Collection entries
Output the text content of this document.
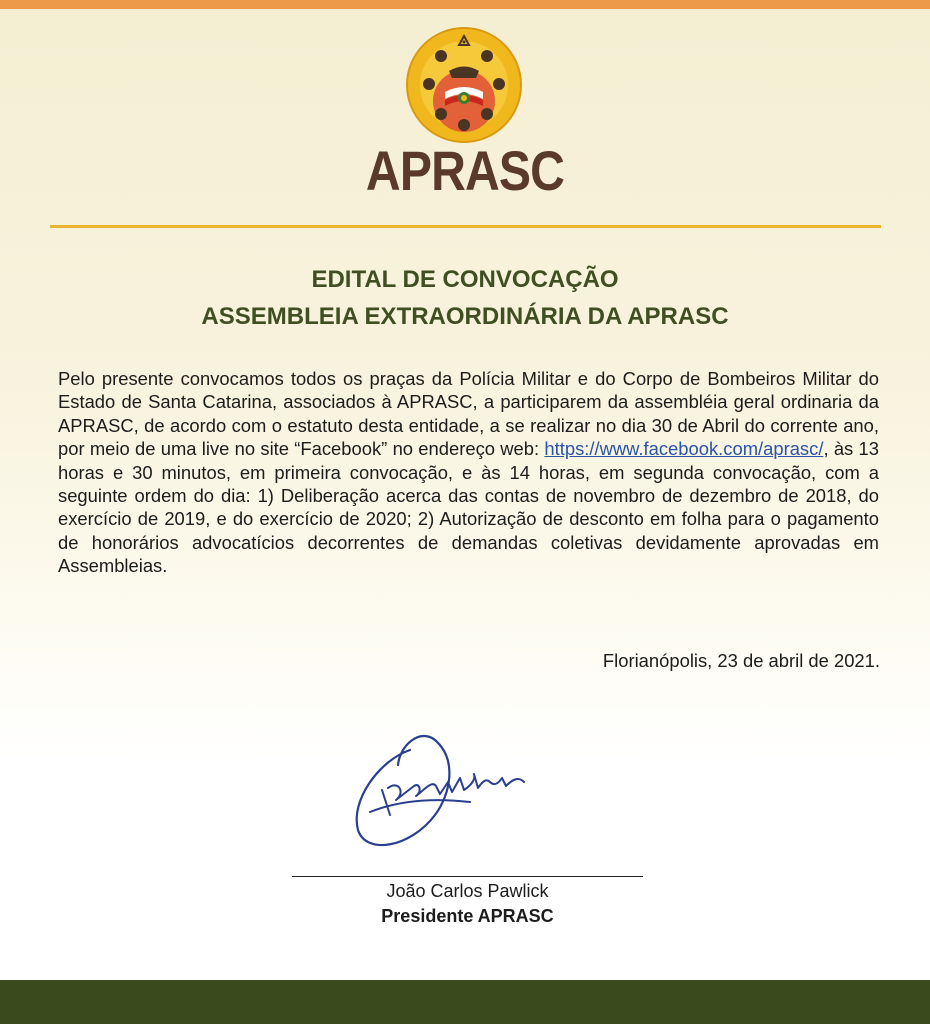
APRASC
EDITAL DE CONVOCAÇÃO
ASSEMBLEIA EXTRAORDINÁRIA DA APRASC
Pelo presente convocamos todos os praças da Polícia Militar e do Corpo de Bombeiros Militar do Estado de Santa Catarina, associados à APRASC, a participarem da assembléia geral ordinaria da APRASC, de acordo com o estatuto desta entidade, a se realizar no dia 30 de Abril do corrente ano, por meio de uma live no site “Facebook” no endereço web: https://www.facebook.com/aprasc/, às 13 horas e 30 minutos, em primeira convocação, e às 14 horas, em segunda convocação, com a seguinte ordem do dia: 1) Deliberação acerca das contas de novembro de dezembro de 2018, do exercício de 2019, e do exercício de 2020; 2) Autorização de desconto em folha para o pagamento de honorários advocatícios decorrentes de demandas coletivas devidamente aprovadas em Assembleias.
Florianópolis, 23 de abril de 2021.
João Carlos Pawlick
Presidente APRASC
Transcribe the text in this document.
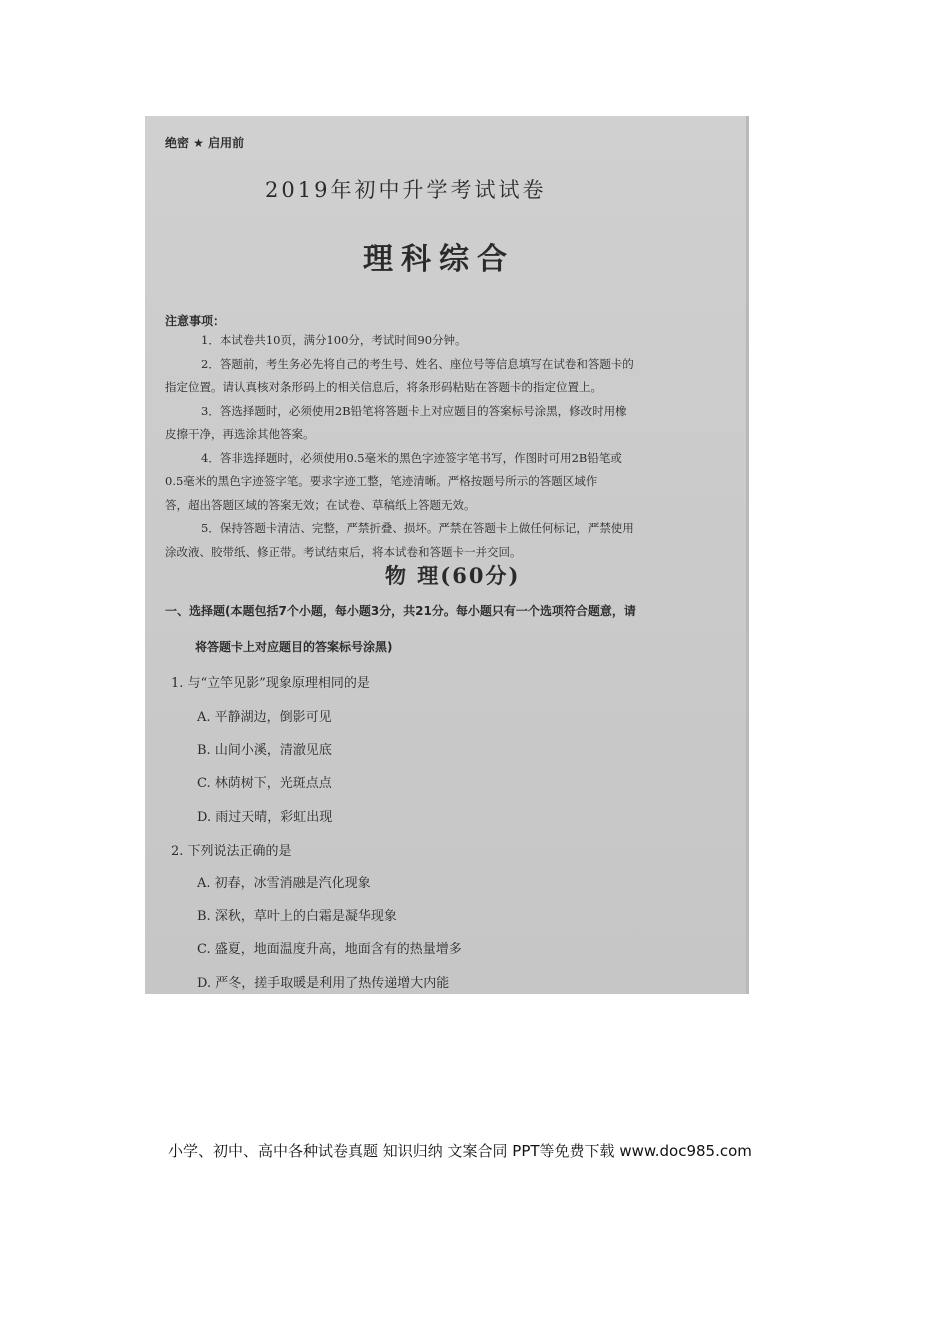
绝密 ★ 启用前
2019年初中升学考试试卷
理科综合
注意事项：
1．本试卷共10页，满分100分，考试时间90分钟。
2．答题前，考生务必先将自己的考生号、姓名、座位号等信息填写在试卷和答题卡的
指定位置。请认真核对条形码上的相关信息后，将条形码粘贴在答题卡的指定位置上。
3．答选择题时，必须使用2B铅笔将答题卡上对应题目的答案标号涂黑，修改时用橡
皮擦干净，再选涂其他答案。
4．答非选择题时，必须使用0.5毫米的黑色字迹签字笔书写，作图时可用2B铅笔或
0.5毫米的黑色字迹签字笔。要求字迹工整，笔迹清晰。严格按题号所示的答题区域作
答，超出答题区域的答案无效；在试卷、草稿纸上答题无效。
5．保持答题卡清洁、完整，严禁折叠、损坏。严禁在答题卡上做任何标记，严禁使用
涂改液、胶带纸、修正带。考试结束后，将本试卷和答题卡一并交回。
物 理(60分)
一、选择题(本题包括7个小题，每小题3分，共21分。每小题只有一个选项符合题意，请
将答题卡上对应题目的答案标号涂黑)
1. 与“立竿见影”现象原理相同的是
A. 平静湖边，倒影可见
B. 山间小溪，清澈见底
C. 林荫树下，光斑点点
D. 雨过天晴，彩虹出现
2. 下列说法正确的是
A. 初春，冰雪消融是汽化现象
B. 深秋，草叶上的白霜是凝华现象
C. 盛夏，地面温度升高，地面含有的热量增多
D. 严冬，搓手取暖是利用了热传递增大内能
小学、初中、高中各种试卷真题 知识归纳 文案合同 PPT等免费下载 www.doc985.com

### Task statement
Restate the data above exactly, stripping out each image.

### Result
Output the text content of this document.
APRASC
EDITAL DE CONVOCAÇÃO
ASSEMBLEIA EXTRAORDINÁRIA DA APRASC
Pelo presente convocamos todos os praças da Polícia Militar e do Corpo de Bombeiros Militar do Estado de Santa Catarina, associados à APRASC, a participarem da assembléia geral ordinaria da APRASC, de acordo com o estatuto desta entidade, a se realizar no dia 30 de Abril do corrente ano, por meio de uma live no site “Facebook” no endereço web: https://www.facebook.com/aprasc/, às 13 horas e 30 minutos, em primeira convocação, e às 14 horas, em segunda convocação, com a seguinte ordem do dia: 1) Deliberação acerca das contas de novembro de dezembro de 2018, do exercício de 2019, e do exercício de 2020; 2) Autorização de desconto em folha para o pagamento de honorários advocatícios decorrentes de demandas coletivas devidamente aprovadas em Assembleias.
Florianópolis, 23 de abril de 2021.
João Carlos Pawlick
Presidente APRASC
Transcribe the text in this document.
绝密 ★ 启用前
2019年初中升学考试试卷
理科综合
注意事项：
1．本试卷共10页，满分100分，考试时间90分钟。
2．答题前，考生务必先将自己的考生号、姓名、座位号等信息填写在试卷和答题卡的
指定位置。请认真核对条形码上的相关信息后，将条形码粘贴在答题卡的指定位置上。
3．答选择题时，必须使用2B铅笔将答题卡上对应题目的答案标号涂黑，修改时用橡
皮擦干净，再选涂其他答案。
4．答非选择题时，必须使用0.5毫米的黑色字迹签字笔书写，作图时可用2B铅笔或
0.5毫米的黑色字迹签字笔。要求字迹工整，笔迹清晰。严格按题号所示的答题区域作
答，超出答题区域的答案无效；在试卷、草稿纸上答题无效。
5．保持答题卡清洁、完整，严禁折叠、损坏。严禁在答题卡上做任何标记，严禁使用
涂改液、胶带纸、修正带。考试结束后，将本试卷和答题卡一并交回。
物 理(60分)
一、选择题(本题包括7个小题，每小题3分，共21分。每小题只有一个选项符合题意，请
将答题卡上对应题目的答案标号涂黑)
1. 与“立竿见影”现象原理相同的是
A. 平静湖边，倒影可见
B. 山间小溪，清澈见底
C. 林荫树下，光斑点点
D. 雨过天晴，彩虹出现
2. 下列说法正确的是
A. 初春，冰雪消融是汽化现象
B. 深秋，草叶上的白霜是凝华现象
C. 盛夏，地面温度升高，地面含有的热量增多
D. 严冬，搓手取暖是利用了热传递增大内能
小学、初中、高中各种试卷真题 知识归纳 文案合同 PPT等免费下载 www.doc985.com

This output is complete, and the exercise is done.